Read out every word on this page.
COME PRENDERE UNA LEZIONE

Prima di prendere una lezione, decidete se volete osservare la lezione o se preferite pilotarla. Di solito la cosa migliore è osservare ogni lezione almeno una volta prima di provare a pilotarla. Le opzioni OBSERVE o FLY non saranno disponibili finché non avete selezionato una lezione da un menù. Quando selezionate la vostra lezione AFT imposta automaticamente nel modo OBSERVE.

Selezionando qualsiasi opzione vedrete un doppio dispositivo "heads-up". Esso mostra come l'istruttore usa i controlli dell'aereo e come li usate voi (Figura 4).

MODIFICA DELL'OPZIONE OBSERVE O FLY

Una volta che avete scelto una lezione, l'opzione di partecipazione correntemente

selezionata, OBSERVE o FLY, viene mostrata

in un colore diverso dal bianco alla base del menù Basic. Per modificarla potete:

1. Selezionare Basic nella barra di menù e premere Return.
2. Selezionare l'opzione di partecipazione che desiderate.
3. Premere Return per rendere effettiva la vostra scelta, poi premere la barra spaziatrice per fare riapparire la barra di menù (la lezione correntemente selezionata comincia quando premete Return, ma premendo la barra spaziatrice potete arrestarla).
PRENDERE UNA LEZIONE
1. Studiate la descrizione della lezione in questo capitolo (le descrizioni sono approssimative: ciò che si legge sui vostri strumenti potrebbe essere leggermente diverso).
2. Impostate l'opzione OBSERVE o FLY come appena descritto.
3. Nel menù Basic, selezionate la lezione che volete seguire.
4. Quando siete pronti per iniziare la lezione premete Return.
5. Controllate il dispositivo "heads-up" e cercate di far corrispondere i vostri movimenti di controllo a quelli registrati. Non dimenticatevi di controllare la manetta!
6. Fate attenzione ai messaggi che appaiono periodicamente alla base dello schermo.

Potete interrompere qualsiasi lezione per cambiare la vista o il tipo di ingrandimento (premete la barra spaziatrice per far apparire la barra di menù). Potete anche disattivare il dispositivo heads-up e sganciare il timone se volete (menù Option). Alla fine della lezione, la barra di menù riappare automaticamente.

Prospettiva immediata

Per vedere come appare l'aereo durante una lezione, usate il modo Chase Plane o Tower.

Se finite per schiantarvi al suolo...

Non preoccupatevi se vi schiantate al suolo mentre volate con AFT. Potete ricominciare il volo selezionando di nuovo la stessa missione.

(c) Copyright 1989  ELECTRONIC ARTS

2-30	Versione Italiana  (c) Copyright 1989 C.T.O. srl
——
> **DO THIS**: Across all the entries, count the lines that contain the word "selezionata" and give the number by itself.

> **COMPLETE ANSWER**: 2